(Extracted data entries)
────────

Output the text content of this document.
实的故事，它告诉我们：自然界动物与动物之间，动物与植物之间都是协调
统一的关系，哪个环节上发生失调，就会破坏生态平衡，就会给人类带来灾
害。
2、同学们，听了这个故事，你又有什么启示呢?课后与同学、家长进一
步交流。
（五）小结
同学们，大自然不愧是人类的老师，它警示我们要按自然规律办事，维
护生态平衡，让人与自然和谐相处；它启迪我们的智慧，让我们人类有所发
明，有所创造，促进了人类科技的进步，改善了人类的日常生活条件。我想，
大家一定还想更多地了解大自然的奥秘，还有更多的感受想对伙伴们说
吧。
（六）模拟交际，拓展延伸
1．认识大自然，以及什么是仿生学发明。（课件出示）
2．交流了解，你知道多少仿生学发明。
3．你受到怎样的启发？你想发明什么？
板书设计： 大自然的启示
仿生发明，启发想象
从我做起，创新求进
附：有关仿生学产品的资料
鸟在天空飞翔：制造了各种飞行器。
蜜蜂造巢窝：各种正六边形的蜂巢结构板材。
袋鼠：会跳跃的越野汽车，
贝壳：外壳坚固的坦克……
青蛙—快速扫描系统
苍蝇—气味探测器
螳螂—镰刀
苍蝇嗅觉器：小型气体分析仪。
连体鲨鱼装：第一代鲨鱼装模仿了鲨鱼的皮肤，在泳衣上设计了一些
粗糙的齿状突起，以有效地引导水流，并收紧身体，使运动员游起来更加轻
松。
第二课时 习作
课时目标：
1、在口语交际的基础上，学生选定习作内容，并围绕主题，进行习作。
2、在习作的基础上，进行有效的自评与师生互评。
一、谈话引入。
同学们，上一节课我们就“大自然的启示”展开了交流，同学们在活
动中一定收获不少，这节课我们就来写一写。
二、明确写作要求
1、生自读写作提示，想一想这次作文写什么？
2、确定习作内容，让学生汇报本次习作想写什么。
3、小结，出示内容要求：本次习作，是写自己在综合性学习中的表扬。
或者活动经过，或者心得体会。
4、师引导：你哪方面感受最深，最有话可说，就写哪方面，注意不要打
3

────────

_Problem requirements_. In full and verbatim, repeat the records given above.

_Exercise response_.
Output the text content of this document.
实的故事，它告诉我们：自然界动物与动物之间，动物与植物之间都是协调
统一的关系，哪个环节上发生失调，就会破坏生态平衡，就会给人类带来灾
害。
2、同学们，听了这个故事，你又有什么启示呢?课后与同学、家长进一
步交流。
（五）小结
同学们，大自然不愧是人类的老师，它警示我们要按自然规律办事，维
护生态平衡，让人与自然和谐相处；它启迪我们的智慧，让我们人类有所发
明，有所创造，促进了人类科技的进步，改善了人类的日常生活条件。我想，
大家一定还想更多地了解大自然的奥秘，还有更多的感受想对伙伴们说
吧。
（六）模拟交际，拓展延伸
1．认识大自然，以及什么是仿生学发明。（课件出示）
2．交流了解，你知道多少仿生学发明。
3．你受到怎样的启发？你想发明什么？
板书设计： 大自然的启示
仿生发明，启发想象
从我做起，创新求进
附：有关仿生学产品的资料
鸟在天空飞翔：制造了各种飞行器。
蜜蜂造巢窝：各种正六边形的蜂巢结构板材。
袋鼠：会跳跃的越野汽车，
贝壳：外壳坚固的坦克……
青蛙—快速扫描系统
苍蝇—气味探测器
螳螂—镰刀
苍蝇嗅觉器：小型气体分析仪。
连体鲨鱼装：第一代鲨鱼装模仿了鲨鱼的皮肤，在泳衣上设计了一些
粗糙的齿状突起，以有效地引导水流，并收紧身体，使运动员游起来更加轻
松。
第二课时 习作
课时目标：
1、在口语交际的基础上，学生选定习作内容，并围绕主题，进行习作。
2、在习作的基础上，进行有效的自评与师生互评。
一、谈话引入。
同学们，上一节课我们就“大自然的启示”展开了交流，同学们在活
动中一定收获不少，这节课我们就来写一写。
二、明确写作要求
1、生自读写作提示，想一想这次作文写什么？
2、确定习作内容，让学生汇报本次习作想写什么。
3、小结，出示内容要求：本次习作，是写自己在综合性学习中的表扬。
或者活动经过，或者心得体会。
4、师引导：你哪方面感受最深，最有话可说，就写哪方面，注意不要打
3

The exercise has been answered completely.